REQUIRED WORK = Write the material out again in full, exactly.

GIVEN RECORDS =
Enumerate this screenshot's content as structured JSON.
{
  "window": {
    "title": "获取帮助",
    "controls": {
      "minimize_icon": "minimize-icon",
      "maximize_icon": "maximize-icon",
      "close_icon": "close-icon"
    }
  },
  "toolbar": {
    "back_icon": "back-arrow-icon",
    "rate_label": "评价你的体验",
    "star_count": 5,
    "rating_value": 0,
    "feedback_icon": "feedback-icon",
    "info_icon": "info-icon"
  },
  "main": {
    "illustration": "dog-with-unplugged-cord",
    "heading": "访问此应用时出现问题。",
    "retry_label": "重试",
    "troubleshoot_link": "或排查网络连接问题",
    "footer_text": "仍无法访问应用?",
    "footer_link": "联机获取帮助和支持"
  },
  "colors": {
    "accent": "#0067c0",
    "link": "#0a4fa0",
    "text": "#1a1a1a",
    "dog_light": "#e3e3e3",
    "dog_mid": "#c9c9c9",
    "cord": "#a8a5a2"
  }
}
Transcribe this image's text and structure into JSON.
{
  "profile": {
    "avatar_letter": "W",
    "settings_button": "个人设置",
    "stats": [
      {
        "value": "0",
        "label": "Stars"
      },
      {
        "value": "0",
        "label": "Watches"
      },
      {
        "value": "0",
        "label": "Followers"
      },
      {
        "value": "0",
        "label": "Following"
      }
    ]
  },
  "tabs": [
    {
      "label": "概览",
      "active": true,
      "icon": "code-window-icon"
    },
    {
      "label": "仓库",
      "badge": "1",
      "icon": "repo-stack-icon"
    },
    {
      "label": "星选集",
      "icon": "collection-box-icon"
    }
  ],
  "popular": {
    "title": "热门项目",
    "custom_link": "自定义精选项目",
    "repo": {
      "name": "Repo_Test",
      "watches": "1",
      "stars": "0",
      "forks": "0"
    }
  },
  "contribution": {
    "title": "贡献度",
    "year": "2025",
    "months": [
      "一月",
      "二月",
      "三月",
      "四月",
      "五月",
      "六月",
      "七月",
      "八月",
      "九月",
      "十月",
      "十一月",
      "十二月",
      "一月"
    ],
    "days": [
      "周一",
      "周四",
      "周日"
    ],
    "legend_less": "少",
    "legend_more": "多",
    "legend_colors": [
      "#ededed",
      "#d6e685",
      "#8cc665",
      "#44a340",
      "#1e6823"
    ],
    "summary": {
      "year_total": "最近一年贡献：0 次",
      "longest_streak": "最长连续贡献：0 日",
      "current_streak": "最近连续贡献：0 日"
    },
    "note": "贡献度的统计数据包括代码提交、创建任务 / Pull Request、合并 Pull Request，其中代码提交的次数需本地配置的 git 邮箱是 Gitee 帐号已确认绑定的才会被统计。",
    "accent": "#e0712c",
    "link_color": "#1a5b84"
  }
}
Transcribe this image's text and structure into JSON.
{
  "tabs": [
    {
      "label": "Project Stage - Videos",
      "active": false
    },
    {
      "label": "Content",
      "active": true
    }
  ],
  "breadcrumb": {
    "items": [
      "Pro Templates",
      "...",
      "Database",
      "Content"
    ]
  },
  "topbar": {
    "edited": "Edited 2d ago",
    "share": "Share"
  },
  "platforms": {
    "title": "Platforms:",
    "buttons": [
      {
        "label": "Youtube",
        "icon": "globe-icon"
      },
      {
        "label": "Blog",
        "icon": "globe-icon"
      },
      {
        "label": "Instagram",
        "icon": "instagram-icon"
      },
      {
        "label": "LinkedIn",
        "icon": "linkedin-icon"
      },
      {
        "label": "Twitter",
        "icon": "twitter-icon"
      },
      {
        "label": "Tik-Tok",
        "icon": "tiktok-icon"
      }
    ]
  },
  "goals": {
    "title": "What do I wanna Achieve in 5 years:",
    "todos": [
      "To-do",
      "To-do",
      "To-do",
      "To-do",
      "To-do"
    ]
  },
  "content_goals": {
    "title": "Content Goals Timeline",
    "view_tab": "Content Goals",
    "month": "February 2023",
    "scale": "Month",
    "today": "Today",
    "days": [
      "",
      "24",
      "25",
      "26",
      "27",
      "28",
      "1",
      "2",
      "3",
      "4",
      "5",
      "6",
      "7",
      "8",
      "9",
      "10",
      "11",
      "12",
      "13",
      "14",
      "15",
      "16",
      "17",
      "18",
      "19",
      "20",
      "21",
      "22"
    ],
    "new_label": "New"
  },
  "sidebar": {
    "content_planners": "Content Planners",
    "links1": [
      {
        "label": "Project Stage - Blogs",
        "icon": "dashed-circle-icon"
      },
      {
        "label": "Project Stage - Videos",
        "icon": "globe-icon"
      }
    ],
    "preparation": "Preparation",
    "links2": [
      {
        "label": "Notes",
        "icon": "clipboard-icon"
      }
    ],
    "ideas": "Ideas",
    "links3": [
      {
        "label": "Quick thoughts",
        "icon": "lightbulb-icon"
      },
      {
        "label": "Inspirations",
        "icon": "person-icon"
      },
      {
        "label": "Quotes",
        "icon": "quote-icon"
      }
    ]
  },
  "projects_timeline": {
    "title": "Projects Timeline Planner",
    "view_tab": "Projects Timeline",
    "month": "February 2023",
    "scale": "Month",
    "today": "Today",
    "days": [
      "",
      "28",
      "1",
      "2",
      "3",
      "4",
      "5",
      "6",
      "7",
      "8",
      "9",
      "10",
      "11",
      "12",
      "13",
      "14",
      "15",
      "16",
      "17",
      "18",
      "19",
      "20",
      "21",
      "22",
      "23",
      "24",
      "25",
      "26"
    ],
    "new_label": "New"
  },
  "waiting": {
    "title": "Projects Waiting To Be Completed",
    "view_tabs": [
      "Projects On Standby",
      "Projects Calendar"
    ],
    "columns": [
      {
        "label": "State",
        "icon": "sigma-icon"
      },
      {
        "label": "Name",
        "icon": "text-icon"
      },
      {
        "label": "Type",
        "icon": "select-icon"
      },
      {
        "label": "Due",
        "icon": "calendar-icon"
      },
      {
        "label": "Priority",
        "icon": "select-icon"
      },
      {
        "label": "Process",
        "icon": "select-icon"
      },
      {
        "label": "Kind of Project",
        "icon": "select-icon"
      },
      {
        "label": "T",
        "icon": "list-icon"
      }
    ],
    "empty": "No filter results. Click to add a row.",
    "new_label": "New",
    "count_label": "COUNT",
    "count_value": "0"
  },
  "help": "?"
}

OUTPUT FOR THIS EXERCISE =
Enumerate this screenshot's content as structured JSON.
{
  "window": {
    "title": "获取帮助",
    "controls": {
      "minimize_icon": "minimize-icon",
      "maximize_icon": "maximize-icon",
      "close_icon": "close-icon"
    }
  },
  "toolbar": {
    "back_icon": "back-arrow-icon",
    "rate_label": "评价你的体验",
    "star_count": 5,
    "rating_value": 0,
    "feedback_icon": "feedback-icon",
    "info_icon": "info-icon"
  },
  "main": {
    "illustration": "dog-with-unplugged-cord",
    "heading": "访问此应用时出现问题。",
    "retry_label": "重试",
    "troubleshoot_link": "或排查网络连接问题",
    "footer_text": "仍无法访问应用?",
    "footer_link": "联机获取帮助和支持"
  },
  "colors": {
    "accent": "#0067c0",
    "link": "#0a4fa0",
    "text": "#1a1a1a",
    "dog_light": "#e3e3e3",
    "dog_mid": "#c9c9c9",
    "cord": "#a8a5a2"
  }
}
Transcribe this image's text and structure into JSON.
{
  "profile": {
    "avatar_letter": "W",
    "settings_button": "个人设置",
    "stats": [
      {
        "value": "0",
        "label": "Stars"
      },
      {
        "value": "0",
        "label": "Watches"
      },
      {
        "value": "0",
        "label": "Followers"
      },
      {
        "value": "0",
        "label": "Following"
      }
    ]
  },
  "tabs": [
    {
      "label": "概览",
      "active": true,
      "icon": "code-window-icon"
    },
    {
      "label": "仓库",
      "badge": "1",
      "icon": "repo-stack-icon"
    },
    {
      "label": "星选集",
      "icon": "collection-box-icon"
    }
  ],
  "popular": {
    "title": "热门项目",
    "custom_link": "自定义精选项目",
    "repo": {
      "name": "Repo_Test",
      "watches": "1",
      "stars": "0",
      "forks": "0"
    }
  },
  "contribution": {
    "title": "贡献度",
    "year": "2025",
    "months": [
      "一月",
      "二月",
      "三月",
      "四月",
      "五月",
      "六月",
      "七月",
      "八月",
      "九月",
      "十月",
      "十一月",
      "十二月",
      "一月"
    ],
    "days": [
      "周一",
      "周四",
      "周日"
    ],
    "legend_less": "少",
    "legend_more": "多",
    "legend_colors": [
      "#ededed",
      "#d6e685",
      "#8cc665",
      "#44a340",
      "#1e6823"
    ],
    "summary": {
      "year_total": "最近一年贡献：0 次",
      "longest_streak": "最长连续贡献：0 日",
      "current_streak": "最近连续贡献：0 日"
    },
    "note": "贡献度的统计数据包括代码提交、创建任务 / Pull Request、合并 Pull Request，其中代码提交的次数需本地配置的 git 邮箱是 Gitee 帐号已确认绑定的才会被统计。",
    "accent": "#e0712c",
    "link_color": "#1a5b84"
  }
}
Transcribe this image's text and structure into JSON.
{
  "tabs": [
    {
      "label": "Project Stage - Videos",
      "active": false
    },
    {
      "label": "Content",
      "active": true
    }
  ],
  "breadcrumb": {
    "items": [
      "Pro Templates",
      "...",
      "Database",
      "Content"
    ]
  },
  "topbar": {
    "edited": "Edited 2d ago",
    "share": "Share"
  },
  "platforms": {
    "title": "Platforms:",
    "buttons": [
      {
        "label": "Youtube",
        "icon": "globe-icon"
      },
      {
        "label": "Blog",
        "icon": "globe-icon"
      },
      {
        "label": "Instagram",
        "icon": "instagram-icon"
      },
      {
        "label": "LinkedIn",
        "icon": "linkedin-icon"
      },
      {
        "label": "Twitter",
        "icon": "twitter-icon"
      },
      {
        "label": "Tik-Tok",
        "icon": "tiktok-icon"
      }
    ]
  },
  "goals": {
    "title": "What do I wanna Achieve in 5 years:",
    "todos": [
      "To-do",
      "To-do",
      "To-do",
      "To-do",
      "To-do"
    ]
  },
  "content_goals": {
    "title": "Content Goals Timeline",
    "view_tab": "Content Goals",
    "month": "February 2023",
    "scale": "Month",
    "today": "Today",
    "days": [
      "",
      "24",
      "25",
      "26",
      "27",
      "28",
      "1",
      "2",
      "3",
      "4",
      "5",
      "6",
      "7",
      "8",
      "9",
      "10",
      "11",
      "12",
      "13",
      "14",
      "15",
      "16",
      "17",
      "18",
      "19",
      "20",
      "21",
      "22"
    ],
    "new_label": "New"
  },
  "sidebar": {
    "content_planners": "Content Planners",
    "links1": [
      {
        "label": "Project Stage - Blogs",
        "icon": "dashed-circle-icon"
      },
      {
        "label": "Project Stage - Videos",
        "icon": "globe-icon"
      }
    ],
    "preparation": "Preparation",
    "links2": [
      {
        "label": "Notes",
        "icon": "clipboard-icon"
      }
    ],
    "ideas": "Ideas",
    "links3": [
      {
        "label": "Quick thoughts",
        "icon": "lightbulb-icon"
      },
      {
        "label": "Inspirations",
        "icon": "person-icon"
      },
      {
        "label": "Quotes",
        "icon": "quote-icon"
      }
    ]
  },
  "projects_timeline": {
    "title": "Projects Timeline Planner",
    "view_tab": "Projects Timeline",
    "month": "February 2023",
    "scale": "Month",
    "today": "Today",
    "days": [
      "",
      "28",
      "1",
      "2",
      "3",
      "4",
      "5",
      "6",
      "7",
      "8",
      "9",
      "10",
      "11",
      "12",
      "13",
      "14",
      "15",
      "16",
      "17",
      "18",
      "19",
      "20",
      "21",
      "22",
      "23",
      "24",
      "25",
      "26"
    ],
    "new_label": "New"
  },
  "waiting": {
    "title": "Projects Waiting To Be Completed",
    "view_tabs": [
      "Projects On Standby",
      "Projects Calendar"
    ],
    "columns": [
      {
        "label": "State",
        "icon": "sigma-icon"
      },
      {
        "label": "Name",
        "icon": "text-icon"
      },
      {
        "label": "Type",
        "icon": "select-icon"
      },
      {
        "label": "Due",
        "icon": "calendar-icon"
      },
      {
        "label": "Priority",
        "icon": "select-icon"
      },
      {
        "label": "Process",
        "icon": "select-icon"
      },
      {
        "label": "Kind of Project",
        "icon": "select-icon"
      },
      {
        "label": "T",
        "icon": "list-icon"
      }
    ],
    "empty": "No filter results. Click to add a row.",
    "new_label": "New",
    "count_label": "COUNT",
    "count_value": "0"
  },
  "help": "?"
}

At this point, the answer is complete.